◆ **Exercise description**: Provide the number of lines where the word "Мглинская" occurs, and no other text.

----

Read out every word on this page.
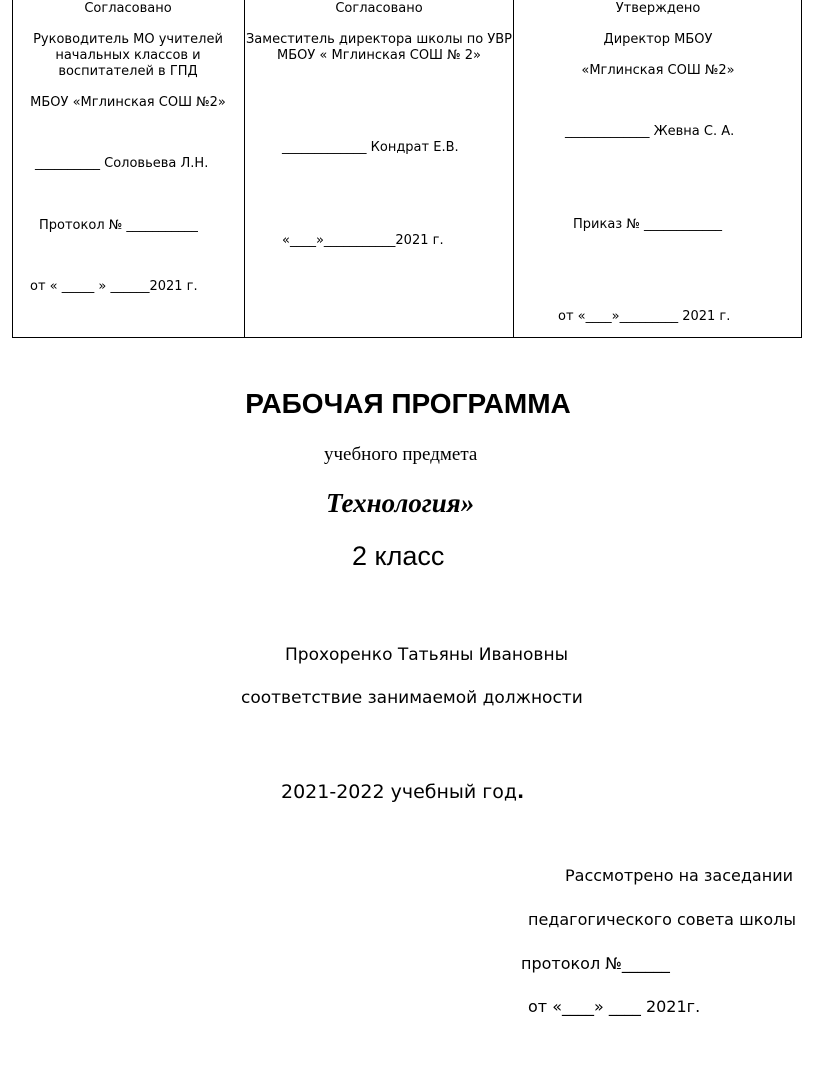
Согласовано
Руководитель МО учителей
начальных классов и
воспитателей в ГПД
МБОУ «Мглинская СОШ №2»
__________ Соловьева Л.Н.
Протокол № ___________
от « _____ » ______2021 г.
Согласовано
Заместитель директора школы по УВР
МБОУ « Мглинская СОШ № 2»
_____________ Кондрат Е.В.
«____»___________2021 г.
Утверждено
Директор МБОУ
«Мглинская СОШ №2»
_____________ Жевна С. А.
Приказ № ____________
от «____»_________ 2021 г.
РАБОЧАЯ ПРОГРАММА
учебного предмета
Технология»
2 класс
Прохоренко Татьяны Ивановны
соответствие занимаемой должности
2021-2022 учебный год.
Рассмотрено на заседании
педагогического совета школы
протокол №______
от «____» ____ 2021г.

----

◆ **Solution below**: 3